■ Set problem: Return the lines where the word "Server" occurs.

-- Record set start --

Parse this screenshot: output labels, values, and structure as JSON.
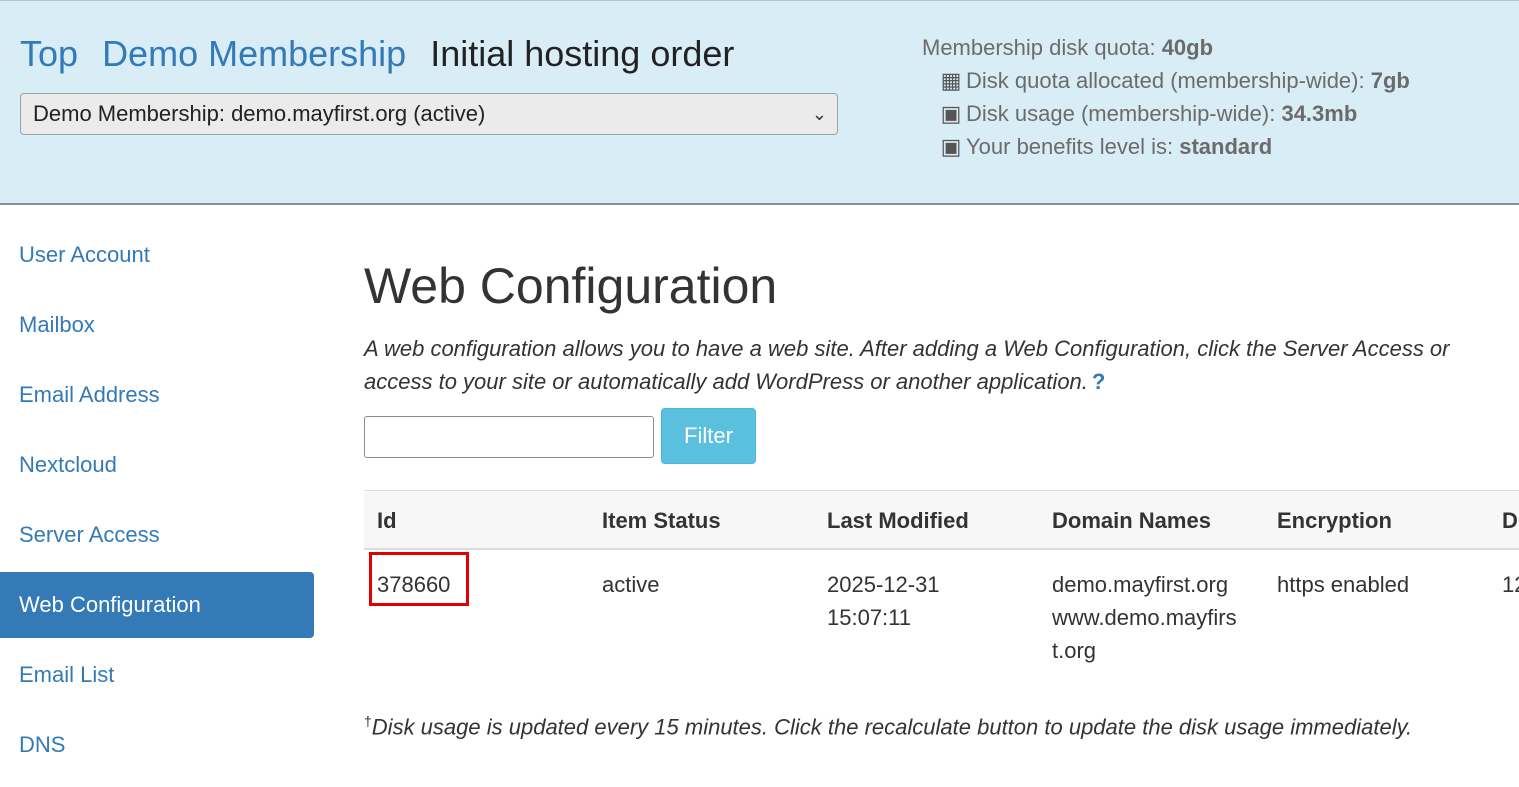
{
  "header": {
    "breadcrumb": {
      "top": "Top",
      "membership": "Demo Membership",
      "current": "Initial hosting order"
    },
    "membership_select": {
      "value": "Demo Membership: demo.mayfirst.org (active)"
    },
    "quota": {
      "disk_quota_label": "Membership disk quota:",
      "disk_quota_value": "40gb",
      "allocated_label": "Disk quota allocated (membership-wide):",
      "allocated_value": "7gb",
      "usage_label": "Disk usage (membership-wide):",
      "usage_value": "34.3mb",
      "benefits_label": "Your benefits level is:",
      "benefits_value": "standard"
    }
  },
  "sidebar": {
    "items": [
      {
        "label": "User Account"
      },
      {
        "label": "Mailbox"
      },
      {
        "label": "Email Address"
      },
      {
        "label": "Nextcloud"
      },
      {
        "label": "Server Access"
      },
      {
        "label": "Web Configuration",
        "active": true
      },
      {
        "label": "Email List"
      },
      {
        "label": "DNS"
      }
    ]
  },
  "main": {
    "title": "Web Configuration",
    "description_line1": "A web configuration allows you to have a web site. After adding a Web Configuration, click the Server Access or",
    "description_line2": "access to your site or automatically add WordPress or another application.",
    "help": "?",
    "filter": {
      "value": "",
      "button_label": "Filter"
    },
    "table": {
      "columns": [
        "Id",
        "Item Status",
        "Last Modified",
        "Domain Names",
        "Encryption",
        "D"
      ],
      "rows": [
        {
          "id": "378660",
          "status": "active",
          "modified_date": "2025-12-31",
          "modified_time": "15:07:11",
          "domain1": "demo.mayfirst.org",
          "domain2a": "www.demo.mayfirs",
          "domain2b": "t.org",
          "encryption": "https enabled",
          "extra": "12"
        }
      ]
    },
    "footnote_mark": "†",
    "footnote": "Disk usage is updated every 15 minutes. Click the recalculate button to update the disk usage immediately."
  },
  "colors": {
    "header_bg": "#d9edf7",
    "link": "#337ab7",
    "active_bg": "#337ab7",
    "filter_btn": "#5bc0de",
    "highlight": "#e00000"
  }
}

-- Record set end --

■ Expected answer:
        "label": "Server Access"
    "description_line1": "A web configuration allows you to have a web site. After adding a Web Configuration, click the Server Access or",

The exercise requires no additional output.